Work instructions → Among the entries below, count the lines that contain the word "marker". Write down only the total.

[START]

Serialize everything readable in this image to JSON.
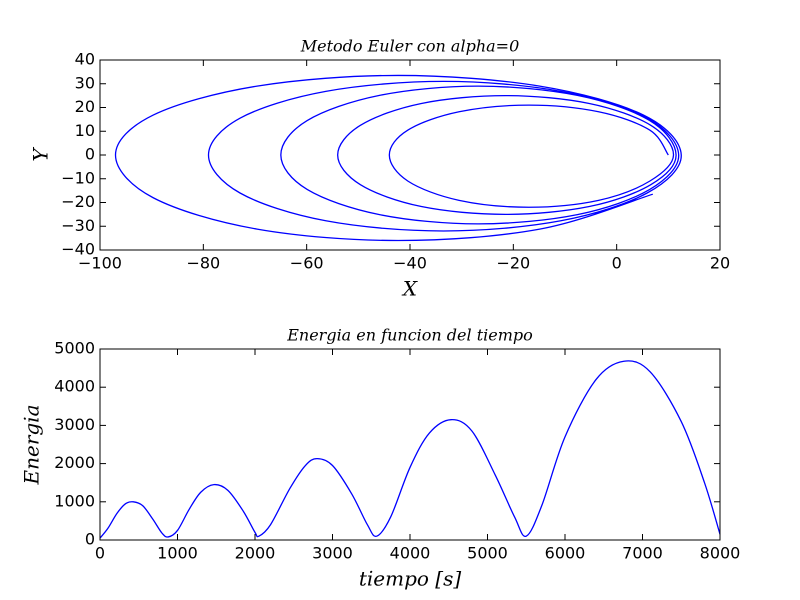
{
  "chart_data": [
    {
      "type": "line",
      "title": "Metodo Euler con alpha=0",
      "x_label": "X",
      "y_label": "Y",
      "color": "#0000ff",
      "x": [
        10,
        6.4,
        -3.5,
        -17,
        -30.5,
        -40.4,
        -44,
        -40.4,
        -30.5,
        -17,
        -3.5,
        6.4,
        11,
        6.6,
        -5.3,
        -21.5,
        -37.8,
        -49.6,
        -54,
        -49.6,
        -37.8,
        -21.5,
        -5.3,
        6.6,
        11.5,
        6.4,
        -7.6,
        -26.8,
        -45.9,
        -59.9,
        -65,
        -59.9,
        -45.9,
        -26.8,
        -7.6,
        6.4,
        12,
        5.9,
        -10.8,
        -33.5,
        -56.3,
        -72.9,
        -79,
        -72.9,
        -56.3,
        -33.5,
        -10.8,
        5.9,
        12.5,
        5.2,
        -14.9,
        -42.3,
        -69.6,
        -89.7,
        -97,
        -89.7,
        -69.6,
        -42.3,
        -14.9,
        7
      ],
      "values": [
        0,
        10.5,
        18.2,
        21,
        18.2,
        10.5,
        0,
        -11,
        -19.1,
        -22,
        -19.1,
        -11,
        0,
        12.5,
        21.7,
        25,
        21.7,
        12.5,
        0,
        -12.5,
        -21.7,
        -25,
        -21.7,
        -12.5,
        0,
        14.5,
        25.1,
        29,
        25.1,
        14.5,
        0,
        -14.5,
        -25.1,
        -29,
        -25.1,
        -14.5,
        0,
        15.5,
        26.8,
        31,
        26.8,
        15.5,
        0,
        -16,
        -27.7,
        -32,
        -27.7,
        -16,
        0,
        16.8,
        29,
        33.5,
        29,
        16.8,
        0,
        -18,
        -31.2,
        -36,
        -31.2,
        -16.5
      ],
      "xlim": [
        -100,
        20
      ],
      "xticks": [
        {
          "value": -100,
          "label": "−100"
        },
        {
          "value": -80,
          "label": "−80"
        },
        {
          "value": -60,
          "label": "−60"
        },
        {
          "value": -40,
          "label": "−40"
        },
        {
          "value": -20,
          "label": "−20"
        },
        0,
        20
      ],
      "ylim": [
        -40,
        40
      ],
      "yticks": [
        {
          "value": -40,
          "label": "−40"
        },
        {
          "value": -30,
          "label": "−30"
        },
        {
          "value": -20,
          "label": "−20"
        },
        {
          "value": -10,
          "label": "−10"
        },
        0,
        10,
        20,
        30,
        40
      ]
    },
    {
      "type": "line",
      "title": "Energia en funcion del tiempo",
      "x_label": "tiempo [s]",
      "y_label": "Energia",
      "color": "#0000ff",
      "x": [
        0,
        100,
        220,
        330,
        430,
        550,
        680,
        800,
        880,
        1000,
        1150,
        1300,
        1470,
        1650,
        1850,
        2000,
        2050,
        2200,
        2450,
        2650,
        2800,
        3000,
        3250,
        3450,
        3570,
        3750,
        4000,
        4250,
        4530,
        4800,
        5100,
        5350,
        5500,
        5700,
        6000,
        6400,
        6760,
        7100,
        7500,
        7800,
        8000
      ],
      "values": [
        50,
        300,
        700,
        950,
        1000,
        900,
        550,
        180,
        80,
        250,
        800,
        1250,
        1450,
        1300,
        750,
        200,
        100,
        400,
        1350,
        1950,
        2130,
        1950,
        1200,
        400,
        100,
        600,
        1900,
        2800,
        3150,
        2850,
        1700,
        600,
        100,
        900,
        2700,
        4200,
        4680,
        4400,
        3100,
        1500,
        150
      ],
      "xlim": [
        0,
        8000
      ],
      "xticks": [
        0,
        1000,
        2000,
        3000,
        4000,
        5000,
        6000,
        7000,
        8000
      ],
      "ylim": [
        0,
        5000
      ],
      "yticks": [
        0,
        1000,
        2000,
        3000,
        4000,
        5000
      ]
    }
  ]
}
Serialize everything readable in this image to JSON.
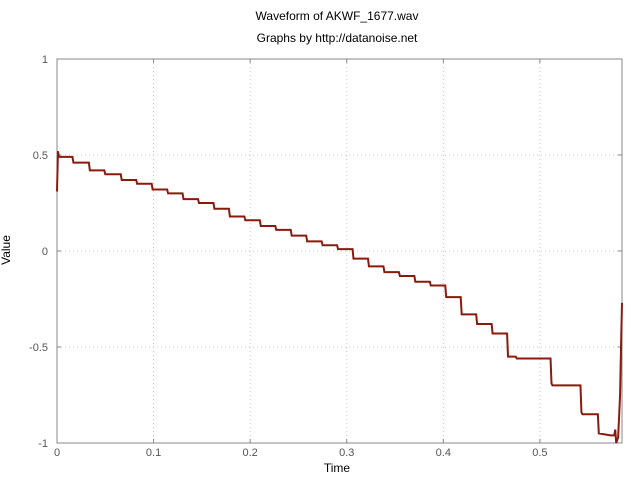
{
  "chart_data": {
    "type": "line",
    "title": "Waveform of AKWF_1677.wav",
    "subtitle": "Graphs by http://datanoise.net",
    "xlabel": "Time",
    "ylabel": "Value",
    "xlim": [
      0,
      0.585
    ],
    "ylim": [
      -1,
      1
    ],
    "xticks": [
      0,
      0.1,
      0.2,
      0.3,
      0.4,
      0.5
    ],
    "xtick_labels": [
      "0",
      "0.1",
      "0.2",
      "0.3",
      "0.4",
      "0.5"
    ],
    "yticks": [
      -1,
      -0.5,
      0,
      0.5,
      1
    ],
    "ytick_labels": [
      "-1",
      "-0.5",
      "0",
      "0.5",
      "1"
    ],
    "grid": true,
    "series": [
      {
        "color": "#8b1a0e",
        "x": [
          0,
          0.001,
          0.002,
          0.003,
          0.016,
          0.017,
          0.033,
          0.034,
          0.049,
          0.05,
          0.066,
          0.067,
          0.082,
          0.083,
          0.098,
          0.099,
          0.114,
          0.115,
          0.13,
          0.131,
          0.146,
          0.147,
          0.162,
          0.163,
          0.178,
          0.179,
          0.194,
          0.195,
          0.21,
          0.211,
          0.226,
          0.227,
          0.242,
          0.243,
          0.258,
          0.259,
          0.274,
          0.275,
          0.29,
          0.291,
          0.306,
          0.307,
          0.322,
          0.323,
          0.338,
          0.339,
          0.354,
          0.355,
          0.37,
          0.371,
          0.386,
          0.387,
          0.402,
          0.403,
          0.418,
          0.419,
          0.434,
          0.435,
          0.45,
          0.451,
          0.466,
          0.467,
          0.475,
          0.476,
          0.491,
          0.492,
          0.5,
          0.501,
          0.509,
          0.51,
          0.511,
          0.512,
          0.513,
          0.526,
          0.527,
          0.528,
          0.529,
          0.53,
          0.542,
          0.543,
          0.544,
          0.545,
          0.546,
          0.557,
          0.558,
          0.559,
          0.56,
          0.561,
          0.573,
          0.574,
          0.575,
          0.576,
          0.577,
          0.578,
          0.579,
          0.581,
          0.583,
          0.584,
          0.585
        ],
        "y": [
          0.31,
          0.52,
          0.49,
          0.49,
          0.49,
          0.46,
          0.46,
          0.42,
          0.42,
          0.4,
          0.4,
          0.37,
          0.37,
          0.35,
          0.35,
          0.32,
          0.32,
          0.3,
          0.3,
          0.27,
          0.27,
          0.25,
          0.25,
          0.22,
          0.22,
          0.18,
          0.18,
          0.16,
          0.16,
          0.13,
          0.13,
          0.11,
          0.11,
          0.08,
          0.08,
          0.05,
          0.05,
          0.03,
          0.03,
          0.01,
          0.01,
          -0.04,
          -0.04,
          -0.08,
          -0.08,
          -0.11,
          -0.11,
          -0.13,
          -0.13,
          -0.16,
          -0.16,
          -0.18,
          -0.18,
          -0.24,
          -0.24,
          -0.33,
          -0.33,
          -0.38,
          -0.38,
          -0.43,
          -0.43,
          -0.55,
          -0.55,
          -0.56,
          -0.56,
          -0.56,
          -0.56,
          -0.56,
          -0.56,
          -0.56,
          -0.56,
          -0.69,
          -0.7,
          -0.7,
          -0.7,
          -0.7,
          -0.7,
          -0.7,
          -0.7,
          -0.84,
          -0.85,
          -0.85,
          -0.85,
          -0.85,
          -0.85,
          -0.85,
          -0.85,
          -0.95,
          -0.96,
          -0.96,
          -0.96,
          -0.96,
          -0.96,
          -0.93,
          -1.0,
          -0.97,
          -0.75,
          -0.5,
          -0.27
        ]
      }
    ]
  }
}
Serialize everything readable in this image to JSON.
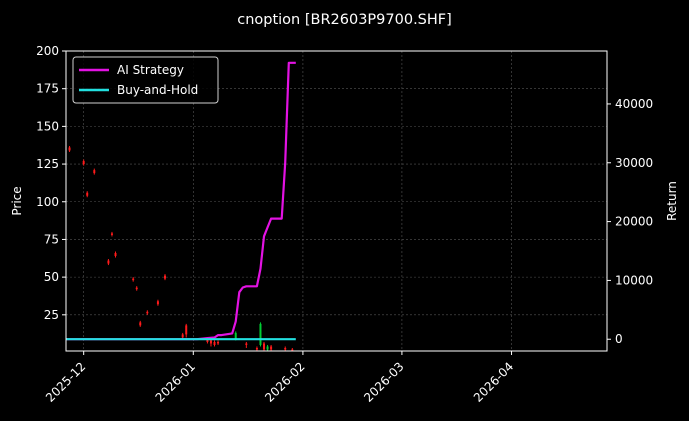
{
  "chart_data": {
    "type": "line",
    "title": "cnoption [BR2603P9700.SHF]",
    "xlabel": "",
    "ylabel": "Price",
    "y2label": "Return",
    "grid": true,
    "legend_position": "top-left",
    "x_ticks": [
      "2025-12",
      "2026-01",
      "2026-02",
      "2026-03",
      "2026-04"
    ],
    "xlim": [
      "2025-11-26",
      "2026-04-28"
    ],
    "ylim": [
      1,
      200
    ],
    "y_ticks": [
      25,
      50,
      75,
      100,
      125,
      150,
      175,
      200
    ],
    "y2lim": [
      -2000,
      49000
    ],
    "y2_ticks": [
      0,
      10000,
      20000,
      30000,
      40000
    ],
    "colors": {
      "background": "#000000",
      "ai_strategy": "#e312e3",
      "buy_and_hold": "#22e0e0",
      "up_candle": "#00cc33",
      "down_candle": "#ff1a1a",
      "grid": "#555555",
      "axes": "#ffffff"
    },
    "series": [
      {
        "name": "AI Strategy",
        "axis": "right",
        "x": [
          "2025-11-26",
          "2025-12-20",
          "2025-12-25",
          "2025-12-31",
          "2026-01-02",
          "2026-01-05",
          "2026-01-07",
          "2026-01-08",
          "2026-01-09",
          "2026-01-12",
          "2026-01-13",
          "2026-01-14",
          "2026-01-15",
          "2026-01-16",
          "2026-01-19",
          "2026-01-20",
          "2026-01-21",
          "2026-01-22",
          "2026-01-23",
          "2026-01-26",
          "2026-01-27",
          "2026-01-28",
          "2026-01-29",
          "2026-01-30"
        ],
        "values": [
          0,
          0,
          0,
          0,
          0,
          200,
          300,
          700,
          700,
          1000,
          3000,
          8000,
          8800,
          9000,
          9000,
          12000,
          17500,
          19000,
          20500,
          20500,
          30000,
          47000,
          47000,
          47000
        ]
      },
      {
        "name": "Buy-and-Hold",
        "axis": "right",
        "x": [
          "2025-11-26",
          "2026-01-30"
        ],
        "values": [
          0,
          0
        ]
      }
    ],
    "candles": [
      {
        "date": "2025-11-27",
        "open": 136,
        "close": 134,
        "high": 137,
        "low": 133
      },
      {
        "date": "2025-12-01",
        "open": 127,
        "close": 125,
        "high": 128,
        "low": 124
      },
      {
        "date": "2025-12-02",
        "open": 106,
        "close": 104,
        "high": 107,
        "low": 103
      },
      {
        "date": "2025-12-04",
        "open": 121,
        "close": 119,
        "high": 122,
        "low": 118
      },
      {
        "date": "2025-12-08",
        "open": 61,
        "close": 59,
        "high": 62,
        "low": 58
      },
      {
        "date": "2025-12-09",
        "open": 79,
        "close": 78,
        "high": 80,
        "low": 77
      },
      {
        "date": "2025-12-10",
        "open": 66,
        "close": 64,
        "high": 67,
        "low": 63
      },
      {
        "date": "2025-12-15",
        "open": 49,
        "close": 48,
        "high": 50,
        "low": 47
      },
      {
        "date": "2025-12-16",
        "open": 43,
        "close": 42,
        "high": 44,
        "low": 41
      },
      {
        "date": "2025-12-17",
        "open": 20,
        "close": 18,
        "high": 21,
        "low": 17
      },
      {
        "date": "2025-12-19",
        "open": 27,
        "close": 26,
        "high": 28,
        "low": 25
      },
      {
        "date": "2025-12-22",
        "open": 34,
        "close": 32,
        "high": 35,
        "low": 31
      },
      {
        "date": "2025-12-24",
        "open": 51,
        "close": 49,
        "high": 52,
        "low": 48
      },
      {
        "date": "2025-12-29",
        "open": 12,
        "close": 10,
        "high": 13,
        "low": 9
      },
      {
        "date": "2025-12-30",
        "open": 18,
        "close": 12,
        "high": 19,
        "low": 10
      },
      {
        "date": "2026-01-05",
        "open": 9,
        "close": 7,
        "high": 10,
        "low": 6
      },
      {
        "date": "2026-01-06",
        "open": 8,
        "close": 6,
        "high": 9,
        "low": 4
      },
      {
        "date": "2026-01-07",
        "open": 7,
        "close": 5,
        "high": 8,
        "low": 4
      },
      {
        "date": "2026-01-08",
        "open": 7,
        "close": 6,
        "high": 8,
        "low": 5
      },
      {
        "date": "2026-01-13",
        "open": 9,
        "close": 13,
        "high": 14,
        "low": 8
      },
      {
        "date": "2026-01-16",
        "open": 6,
        "close": 5,
        "high": 7,
        "low": 3
      },
      {
        "date": "2026-01-19",
        "open": 3,
        "close": 2,
        "high": 4,
        "low": 1
      },
      {
        "date": "2026-01-20",
        "open": 5,
        "close": 19,
        "high": 20,
        "low": 4
      },
      {
        "date": "2026-01-21",
        "open": 6,
        "close": 2,
        "high": 7,
        "low": 1
      },
      {
        "date": "2026-01-22",
        "open": 2,
        "close": 4,
        "high": 5,
        "low": 1
      },
      {
        "date": "2026-01-23",
        "open": 4,
        "close": 2,
        "high": 5,
        "low": 1
      },
      {
        "date": "2026-01-27",
        "open": 3,
        "close": 2,
        "high": 4,
        "low": 1
      },
      {
        "date": "2026-01-29",
        "open": 2,
        "close": 1,
        "high": 3,
        "low": 1
      }
    ]
  }
}
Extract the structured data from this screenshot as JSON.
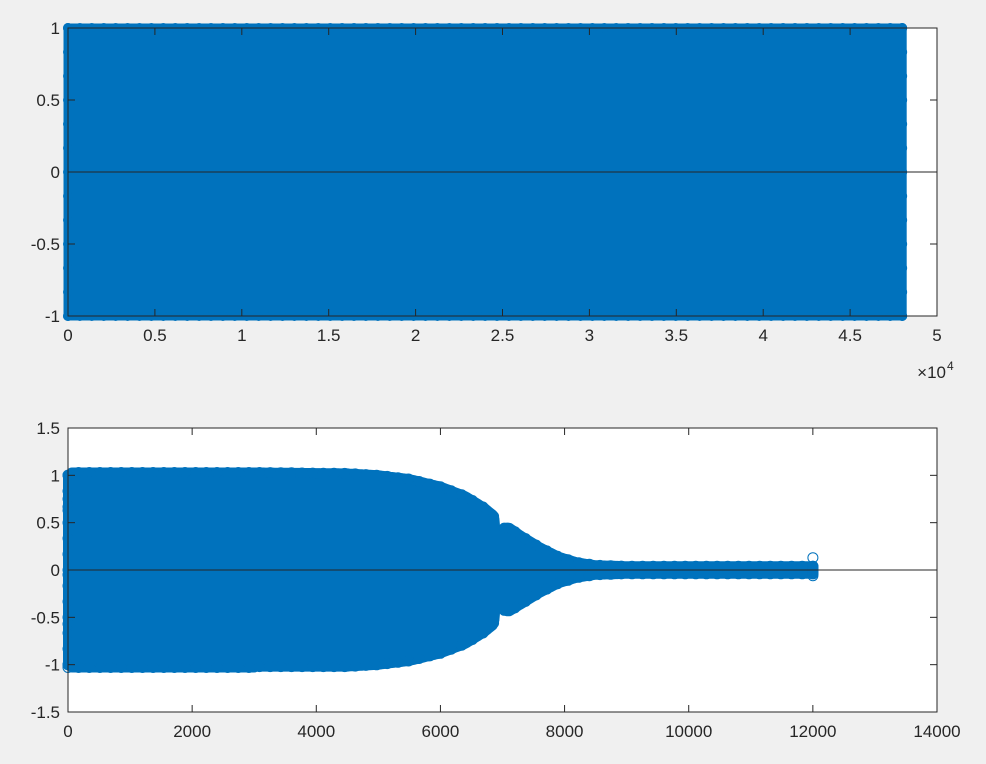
{
  "chart_data": [
    {
      "type": "scatter",
      "marker": "filled circle",
      "color": "#0072bd",
      "xlim": [
        0,
        50000
      ],
      "ylim": [
        -1,
        1
      ],
      "x_ticks": [
        0,
        5000,
        10000,
        15000,
        20000,
        25000,
        30000,
        35000,
        40000,
        45000,
        50000
      ],
      "x_tick_labels": [
        "0",
        "0.5",
        "1",
        "1.5",
        "2",
        "2.5",
        "3",
        "3.5",
        "4",
        "4.5",
        "5"
      ],
      "x_exponent": {
        "base": "×10",
        "power": "4"
      },
      "y_ticks": [
        -1,
        -0.5,
        0,
        0.5,
        1
      ],
      "y_tick_labels": [
        "-1",
        "-0.5",
        "0",
        "0.5",
        "1"
      ],
      "zero_line": true,
      "grid": false,
      "x_range_of_data": [
        0,
        48000
      ],
      "envelope": [
        {
          "x": 0,
          "y_min": -1,
          "y_max": 1
        },
        {
          "x": 48000,
          "y_min": -1,
          "y_max": 1
        }
      ]
    },
    {
      "type": "scatter",
      "marker": "open circle",
      "color": "#0072bd",
      "xlim": [
        0,
        14000
      ],
      "ylim": [
        -1.5,
        1.5
      ],
      "x_ticks": [
        0,
        2000,
        4000,
        6000,
        8000,
        10000,
        12000,
        14000
      ],
      "x_tick_labels": [
        "0",
        "2000",
        "4000",
        "6000",
        "8000",
        "10000",
        "12000",
        "14000"
      ],
      "y_ticks": [
        -1.5,
        -1,
        -0.5,
        0,
        0.5,
        1,
        1.5
      ],
      "y_tick_labels": [
        "-1.5",
        "-1",
        "-0.5",
        "0",
        "0.5",
        "1",
        "1.5"
      ],
      "zero_line": true,
      "grid": false,
      "envelope": [
        {
          "x": 0,
          "y_min": -1.0,
          "y_max": 1.0
        },
        {
          "x": 60,
          "y_min": -1.03,
          "y_max": 1.03
        },
        {
          "x": 3000,
          "y_min": -1.03,
          "y_max": 1.03
        },
        {
          "x": 3040,
          "y_min": -0.98,
          "y_max": 1.03
        },
        {
          "x": 3080,
          "y_min": -1.02,
          "y_max": 1.03
        },
        {
          "x": 4500,
          "y_min": -1.02,
          "y_max": 1.02
        },
        {
          "x": 5000,
          "y_min": -1.0,
          "y_max": 1.0
        },
        {
          "x": 5500,
          "y_min": -0.96,
          "y_max": 0.96
        },
        {
          "x": 6000,
          "y_min": -0.88,
          "y_max": 0.88
        },
        {
          "x": 6400,
          "y_min": -0.78,
          "y_max": 0.78
        },
        {
          "x": 6700,
          "y_min": -0.66,
          "y_max": 0.66
        },
        {
          "x": 6850,
          "y_min": -0.58,
          "y_max": 0.58
        },
        {
          "x": 6880,
          "y_min": -0.5,
          "y_max": 0.52
        },
        {
          "x": 6920,
          "y_min": -0.1,
          "y_max": 0.1
        },
        {
          "x": 6960,
          "y_min": -0.25,
          "y_max": 0.25
        },
        {
          "x": 7000,
          "y_min": -0.42,
          "y_max": 0.44
        },
        {
          "x": 7100,
          "y_min": -0.44,
          "y_max": 0.45
        },
        {
          "x": 7300,
          "y_min": -0.36,
          "y_max": 0.36
        },
        {
          "x": 7600,
          "y_min": -0.24,
          "y_max": 0.24
        },
        {
          "x": 7900,
          "y_min": -0.14,
          "y_max": 0.14
        },
        {
          "x": 8200,
          "y_min": -0.08,
          "y_max": 0.08
        },
        {
          "x": 8500,
          "y_min": -0.05,
          "y_max": 0.05
        },
        {
          "x": 9000,
          "y_min": -0.04,
          "y_max": 0.04
        },
        {
          "x": 12000,
          "y_min": -0.04,
          "y_max": 0.04
        }
      ],
      "outliers": [
        {
          "x": 0,
          "y": 0.75
        },
        {
          "x": 0,
          "y": 0.63
        },
        {
          "x": 0,
          "y": -0.57
        },
        {
          "x": 0,
          "y": -1.03
        },
        {
          "x": 0,
          "y": -0.05
        },
        {
          "x": 12000,
          "y": 0.13
        },
        {
          "x": 12000,
          "y": -0.06
        }
      ]
    }
  ]
}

[END]

Expected answer → 2